## INFORMATION PROVIDED
-*-*-
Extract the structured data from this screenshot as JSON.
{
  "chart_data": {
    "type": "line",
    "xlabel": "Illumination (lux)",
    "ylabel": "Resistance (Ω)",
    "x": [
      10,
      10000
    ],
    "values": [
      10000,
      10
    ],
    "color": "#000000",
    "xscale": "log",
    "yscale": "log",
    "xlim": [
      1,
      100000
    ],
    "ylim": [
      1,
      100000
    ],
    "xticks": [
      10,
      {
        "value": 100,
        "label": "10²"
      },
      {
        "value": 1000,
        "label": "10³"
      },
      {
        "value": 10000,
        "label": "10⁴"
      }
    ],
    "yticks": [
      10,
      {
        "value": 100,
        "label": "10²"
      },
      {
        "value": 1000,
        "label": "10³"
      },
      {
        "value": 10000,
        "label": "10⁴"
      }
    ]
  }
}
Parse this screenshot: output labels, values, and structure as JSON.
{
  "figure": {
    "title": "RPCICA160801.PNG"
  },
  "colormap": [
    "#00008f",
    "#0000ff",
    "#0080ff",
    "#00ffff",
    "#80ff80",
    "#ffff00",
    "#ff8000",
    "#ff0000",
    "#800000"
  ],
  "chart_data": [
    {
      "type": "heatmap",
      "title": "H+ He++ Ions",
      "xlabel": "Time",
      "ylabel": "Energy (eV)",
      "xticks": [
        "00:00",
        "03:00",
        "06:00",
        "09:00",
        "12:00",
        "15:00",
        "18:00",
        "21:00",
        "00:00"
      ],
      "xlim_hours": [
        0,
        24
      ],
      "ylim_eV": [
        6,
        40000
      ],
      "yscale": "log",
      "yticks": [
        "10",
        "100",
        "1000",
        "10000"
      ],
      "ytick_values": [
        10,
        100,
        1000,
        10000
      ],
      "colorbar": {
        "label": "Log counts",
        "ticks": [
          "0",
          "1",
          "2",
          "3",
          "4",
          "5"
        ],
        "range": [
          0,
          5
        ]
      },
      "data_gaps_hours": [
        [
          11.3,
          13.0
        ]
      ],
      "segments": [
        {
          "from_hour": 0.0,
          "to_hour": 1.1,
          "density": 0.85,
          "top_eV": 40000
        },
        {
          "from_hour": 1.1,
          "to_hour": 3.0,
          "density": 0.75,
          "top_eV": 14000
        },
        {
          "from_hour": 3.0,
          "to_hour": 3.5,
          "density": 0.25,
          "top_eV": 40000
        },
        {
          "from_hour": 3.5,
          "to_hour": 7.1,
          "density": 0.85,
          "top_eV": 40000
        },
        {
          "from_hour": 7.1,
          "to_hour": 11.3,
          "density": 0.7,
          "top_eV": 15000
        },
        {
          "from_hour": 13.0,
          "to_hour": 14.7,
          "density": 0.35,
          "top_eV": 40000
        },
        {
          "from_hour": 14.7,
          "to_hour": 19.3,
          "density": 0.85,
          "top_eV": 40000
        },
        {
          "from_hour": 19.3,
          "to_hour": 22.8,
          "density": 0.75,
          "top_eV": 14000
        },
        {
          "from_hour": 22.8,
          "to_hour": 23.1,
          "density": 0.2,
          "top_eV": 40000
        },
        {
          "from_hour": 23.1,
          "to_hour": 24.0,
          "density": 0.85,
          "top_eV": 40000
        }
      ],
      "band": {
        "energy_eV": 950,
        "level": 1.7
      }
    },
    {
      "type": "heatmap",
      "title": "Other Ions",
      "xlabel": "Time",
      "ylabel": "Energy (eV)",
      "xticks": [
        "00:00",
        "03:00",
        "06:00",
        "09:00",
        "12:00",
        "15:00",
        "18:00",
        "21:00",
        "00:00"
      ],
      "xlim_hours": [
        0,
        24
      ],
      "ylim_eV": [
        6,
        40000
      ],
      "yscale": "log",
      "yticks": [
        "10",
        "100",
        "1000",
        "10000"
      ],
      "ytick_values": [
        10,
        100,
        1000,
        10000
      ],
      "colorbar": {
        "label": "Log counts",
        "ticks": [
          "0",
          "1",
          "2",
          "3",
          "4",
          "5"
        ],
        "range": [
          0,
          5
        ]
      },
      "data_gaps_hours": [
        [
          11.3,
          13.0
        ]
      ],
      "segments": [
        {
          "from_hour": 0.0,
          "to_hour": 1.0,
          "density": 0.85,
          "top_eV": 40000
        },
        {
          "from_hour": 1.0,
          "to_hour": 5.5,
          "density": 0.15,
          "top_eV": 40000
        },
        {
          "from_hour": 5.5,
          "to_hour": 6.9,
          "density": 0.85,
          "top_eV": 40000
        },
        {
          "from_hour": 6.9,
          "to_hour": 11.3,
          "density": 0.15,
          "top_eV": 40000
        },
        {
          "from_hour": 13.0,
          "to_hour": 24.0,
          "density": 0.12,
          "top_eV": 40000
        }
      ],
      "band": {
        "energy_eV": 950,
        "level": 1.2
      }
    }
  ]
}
-*-*-
## EXERCISE DIRECTIONS
Give the data again, exactly as it stands.

## OUTPUT FOR THIS TASK
Extract the structured data from this screenshot as JSON.
{
  "chart_data": {
    "type": "line",
    "xlabel": "Illumination (lux)",
    "ylabel": "Resistance (Ω)",
    "x": [
      10,
      10000
    ],
    "values": [
      10000,
      10
    ],
    "color": "#000000",
    "xscale": "log",
    "yscale": "log",
    "xlim": [
      1,
      100000
    ],
    "ylim": [
      1,
      100000
    ],
    "xticks": [
      10,
      {
        "value": 100,
        "label": "10²"
      },
      {
        "value": 1000,
        "label": "10³"
      },
      {
        "value": 10000,
        "label": "10⁴"
      }
    ],
    "yticks": [
      10,
      {
        "value": 100,
        "label": "10²"
      },
      {
        "value": 1000,
        "label": "10³"
      },
      {
        "value": 10000,
        "label": "10⁴"
      }
    ]
  }
}
Parse this screenshot: output labels, values, and structure as JSON.
{
  "figure": {
    "title": "RPCICA160801.PNG"
  },
  "colormap": [
    "#00008f",
    "#0000ff",
    "#0080ff",
    "#00ffff",
    "#80ff80",
    "#ffff00",
    "#ff8000",
    "#ff0000",
    "#800000"
  ],
  "chart_data": [
    {
      "type": "heatmap",
      "title": "H+ He++ Ions",
      "xlabel": "Time",
      "ylabel": "Energy (eV)",
      "xticks": [
        "00:00",
        "03:00",
        "06:00",
        "09:00",
        "12:00",
        "15:00",
        "18:00",
        "21:00",
        "00:00"
      ],
      "xlim_hours": [
        0,
        24
      ],
      "ylim_eV": [
        6,
        40000
      ],
      "yscale": "log",
      "yticks": [
        "10",
        "100",
        "1000",
        "10000"
      ],
      "ytick_values": [
        10,
        100,
        1000,
        10000
      ],
      "colorbar": {
        "label": "Log counts",
        "ticks": [
          "0",
          "1",
          "2",
          "3",
          "4",
          "5"
        ],
        "range": [
          0,
          5
        ]
      },
      "data_gaps_hours": [
        [
          11.3,
          13.0
        ]
      ],
      "segments": [
        {
          "from_hour": 0.0,
          "to_hour": 1.1,
          "density": 0.85,
          "top_eV": 40000
        },
        {
          "from_hour": 1.1,
          "to_hour": 3.0,
          "density": 0.75,
          "top_eV": 14000
        },
        {
          "from_hour": 3.0,
          "to_hour": 3.5,
          "density": 0.25,
          "top_eV": 40000
        },
        {
          "from_hour": 3.5,
          "to_hour": 7.1,
          "density": 0.85,
          "top_eV": 40000
        },
        {
          "from_hour": 7.1,
          "to_hour": 11.3,
          "density": 0.7,
          "top_eV": 15000
        },
        {
          "from_hour": 13.0,
          "to_hour": 14.7,
          "density": 0.35,
          "top_eV": 40000
        },
        {
          "from_hour": 14.7,
          "to_hour": 19.3,
          "density": 0.85,
          "top_eV": 40000
        },
        {
          "from_hour": 19.3,
          "to_hour": 22.8,
          "density": 0.75,
          "top_eV": 14000
        },
        {
          "from_hour": 22.8,
          "to_hour": 23.1,
          "density": 0.2,
          "top_eV": 40000
        },
        {
          "from_hour": 23.1,
          "to_hour": 24.0,
          "density": 0.85,
          "top_eV": 40000
        }
      ],
      "band": {
        "energy_eV": 950,
        "level": 1.7
      }
    },
    {
      "type": "heatmap",
      "title": "Other Ions",
      "xlabel": "Time",
      "ylabel": "Energy (eV)",
      "xticks": [
        "00:00",
        "03:00",
        "06:00",
        "09:00",
        "12:00",
        "15:00",
        "18:00",
        "21:00",
        "00:00"
      ],
      "xlim_hours": [
        0,
        24
      ],
      "ylim_eV": [
        6,
        40000
      ],
      "yscale": "log",
      "yticks": [
        "10",
        "100",
        "1000",
        "10000"
      ],
      "ytick_values": [
        10,
        100,
        1000,
        10000
      ],
      "colorbar": {
        "label": "Log counts",
        "ticks": [
          "0",
          "1",
          "2",
          "3",
          "4",
          "5"
        ],
        "range": [
          0,
          5
        ]
      },
      "data_gaps_hours": [
        [
          11.3,
          13.0
        ]
      ],
      "segments": [
        {
          "from_hour": 0.0,
          "to_hour": 1.0,
          "density": 0.85,
          "top_eV": 40000
        },
        {
          "from_hour": 1.0,
          "to_hour": 5.5,
          "density": 0.15,
          "top_eV": 40000
        },
        {
          "from_hour": 5.5,
          "to_hour": 6.9,
          "density": 0.85,
          "top_eV": 40000
        },
        {
          "from_hour": 6.9,
          "to_hour": 11.3,
          "density": 0.15,
          "top_eV": 40000
        },
        {
          "from_hour": 13.0,
          "to_hour": 24.0,
          "density": 0.12,
          "top_eV": 40000
        }
      ],
      "band": {
        "energy_eV": 950,
        "level": 1.2
      }
    }
  ]
}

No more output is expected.